## PROBLEM DETAILS
Repeat the records in full and exactly, omitting pictures.
*-*-*
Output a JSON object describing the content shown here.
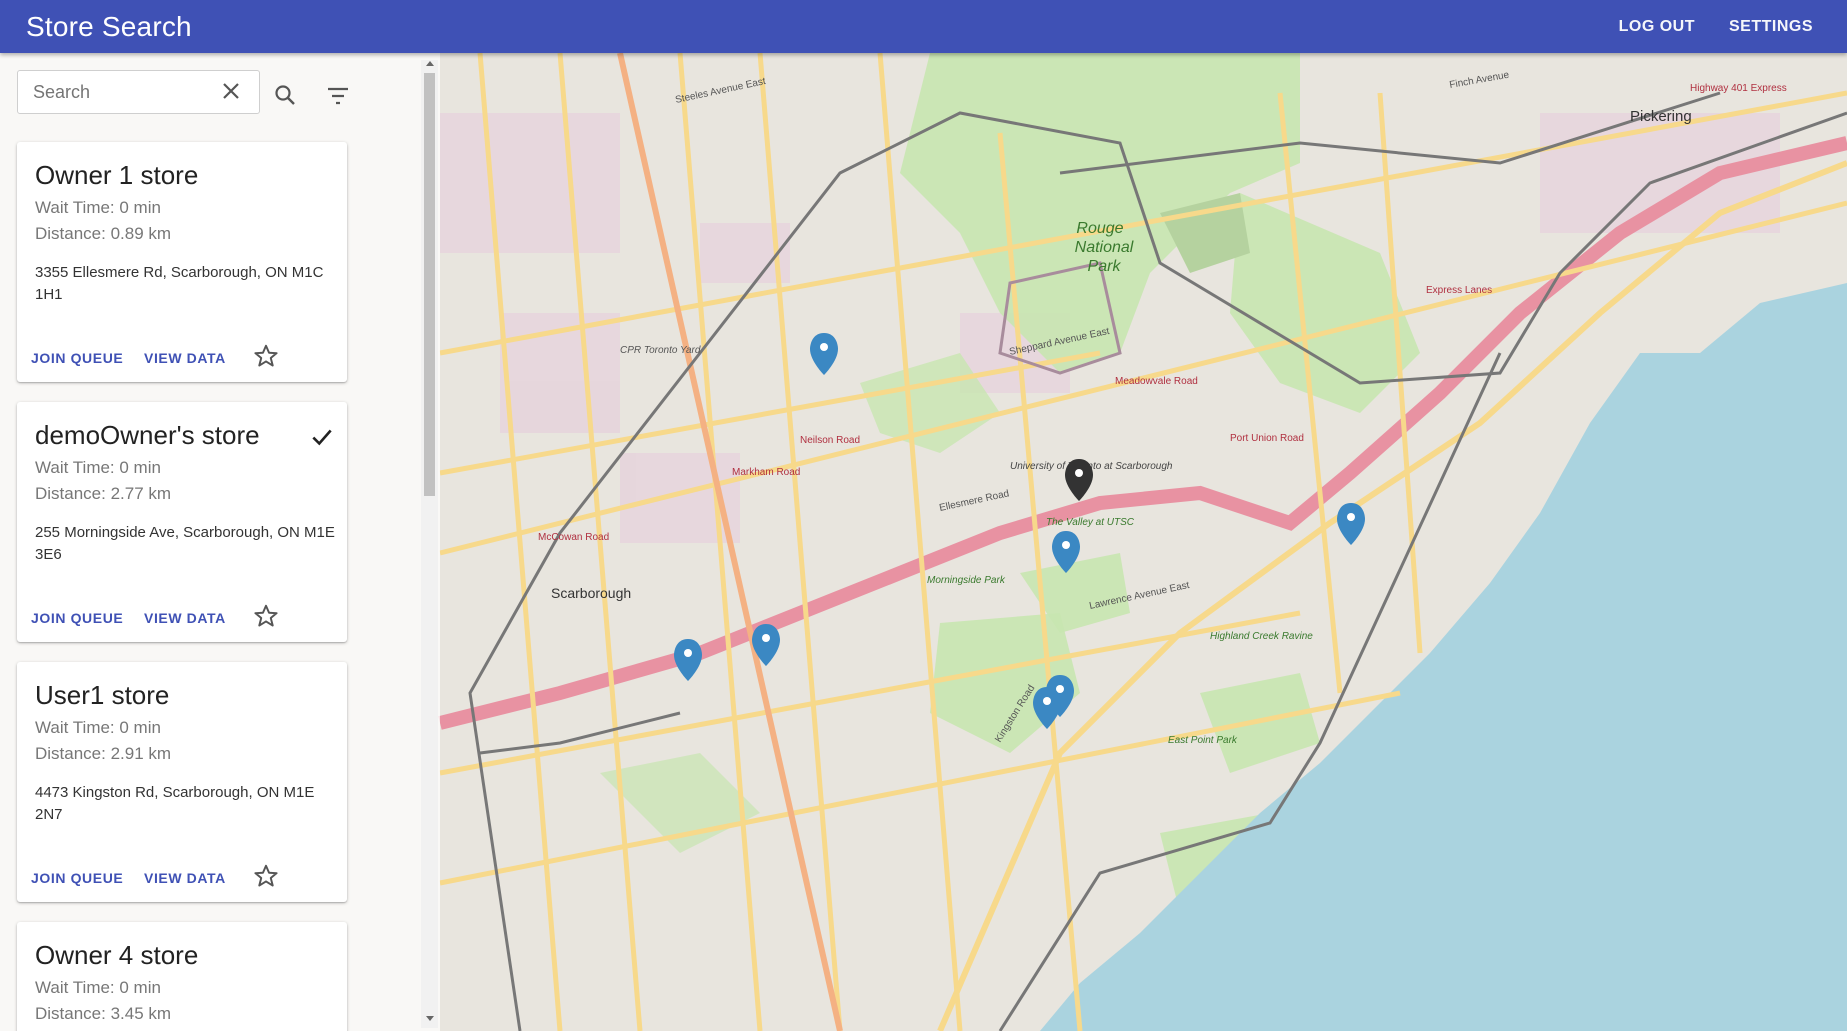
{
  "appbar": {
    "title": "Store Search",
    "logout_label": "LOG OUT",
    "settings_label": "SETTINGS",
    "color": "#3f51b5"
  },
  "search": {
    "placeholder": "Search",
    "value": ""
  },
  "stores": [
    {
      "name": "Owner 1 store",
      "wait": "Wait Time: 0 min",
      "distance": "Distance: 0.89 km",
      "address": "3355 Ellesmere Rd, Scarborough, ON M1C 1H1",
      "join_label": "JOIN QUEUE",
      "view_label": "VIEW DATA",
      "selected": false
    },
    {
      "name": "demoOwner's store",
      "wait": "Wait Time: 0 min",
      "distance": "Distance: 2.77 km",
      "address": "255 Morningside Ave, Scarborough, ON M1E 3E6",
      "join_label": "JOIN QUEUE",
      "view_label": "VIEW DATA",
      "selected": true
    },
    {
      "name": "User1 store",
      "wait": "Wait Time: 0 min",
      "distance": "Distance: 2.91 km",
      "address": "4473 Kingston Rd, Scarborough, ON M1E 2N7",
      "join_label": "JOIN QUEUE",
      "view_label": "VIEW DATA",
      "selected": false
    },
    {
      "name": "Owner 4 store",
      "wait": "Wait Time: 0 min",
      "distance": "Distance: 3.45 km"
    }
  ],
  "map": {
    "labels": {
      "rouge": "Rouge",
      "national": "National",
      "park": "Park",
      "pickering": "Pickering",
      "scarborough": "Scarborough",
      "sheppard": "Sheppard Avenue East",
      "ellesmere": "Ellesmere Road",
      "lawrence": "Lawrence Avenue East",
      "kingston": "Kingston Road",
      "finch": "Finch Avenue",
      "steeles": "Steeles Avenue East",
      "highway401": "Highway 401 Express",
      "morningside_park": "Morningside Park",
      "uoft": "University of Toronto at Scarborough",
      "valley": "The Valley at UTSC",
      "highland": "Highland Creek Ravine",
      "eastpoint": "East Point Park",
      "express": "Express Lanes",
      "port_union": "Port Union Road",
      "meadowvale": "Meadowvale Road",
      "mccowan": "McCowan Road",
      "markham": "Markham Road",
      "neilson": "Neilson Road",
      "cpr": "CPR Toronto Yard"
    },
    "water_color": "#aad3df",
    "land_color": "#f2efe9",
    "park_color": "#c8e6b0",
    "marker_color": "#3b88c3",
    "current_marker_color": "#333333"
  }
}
*-*-*
## SOLUTION BELOW
Output a JSON object describing the content shown here.
{
  "appbar": {
    "title": "Store Search",
    "logout_label": "LOG OUT",
    "settings_label": "SETTINGS",
    "color": "#3f51b5"
  },
  "search": {
    "placeholder": "Search",
    "value": ""
  },
  "stores": [
    {
      "name": "Owner 1 store",
      "wait": "Wait Time: 0 min",
      "distance": "Distance: 0.89 km",
      "address": "3355 Ellesmere Rd, Scarborough, ON M1C 1H1",
      "join_label": "JOIN QUEUE",
      "view_label": "VIEW DATA",
      "selected": false
    },
    {
      "name": "demoOwner's store",
      "wait": "Wait Time: 0 min",
      "distance": "Distance: 2.77 km",
      "address": "255 Morningside Ave, Scarborough, ON M1E 3E6",
      "join_label": "JOIN QUEUE",
      "view_label": "VIEW DATA",
      "selected": true
    },
    {
      "name": "User1 store",
      "wait": "Wait Time: 0 min",
      "distance": "Distance: 2.91 km",
      "address": "4473 Kingston Rd, Scarborough, ON M1E 2N7",
      "join_label": "JOIN QUEUE",
      "view_label": "VIEW DATA",
      "selected": false
    },
    {
      "name": "Owner 4 store",
      "wait": "Wait Time: 0 min",
      "distance": "Distance: 3.45 km"
    }
  ],
  "map": {
    "labels": {
      "rouge": "Rouge",
      "national": "National",
      "park": "Park",
      "pickering": "Pickering",
      "scarborough": "Scarborough",
      "sheppard": "Sheppard Avenue East",
      "ellesmere": "Ellesmere Road",
      "lawrence": "Lawrence Avenue East",
      "kingston": "Kingston Road",
      "finch": "Finch Avenue",
      "steeles": "Steeles Avenue East",
      "highway401": "Highway 401 Express",
      "morningside_park": "Morningside Park",
      "uoft": "University of Toronto at Scarborough",
      "valley": "The Valley at UTSC",
      "highland": "Highland Creek Ravine",
      "eastpoint": "East Point Park",
      "express": "Express Lanes",
      "port_union": "Port Union Road",
      "meadowvale": "Meadowvale Road",
      "mccowan": "McCowan Road",
      "markham": "Markham Road",
      "neilson": "Neilson Road",
      "cpr": "CPR Toronto Yard"
    },
    "water_color": "#aad3df",
    "land_color": "#f2efe9",
    "park_color": "#c8e6b0",
    "marker_color": "#3b88c3",
    "current_marker_color": "#333333"
  }
}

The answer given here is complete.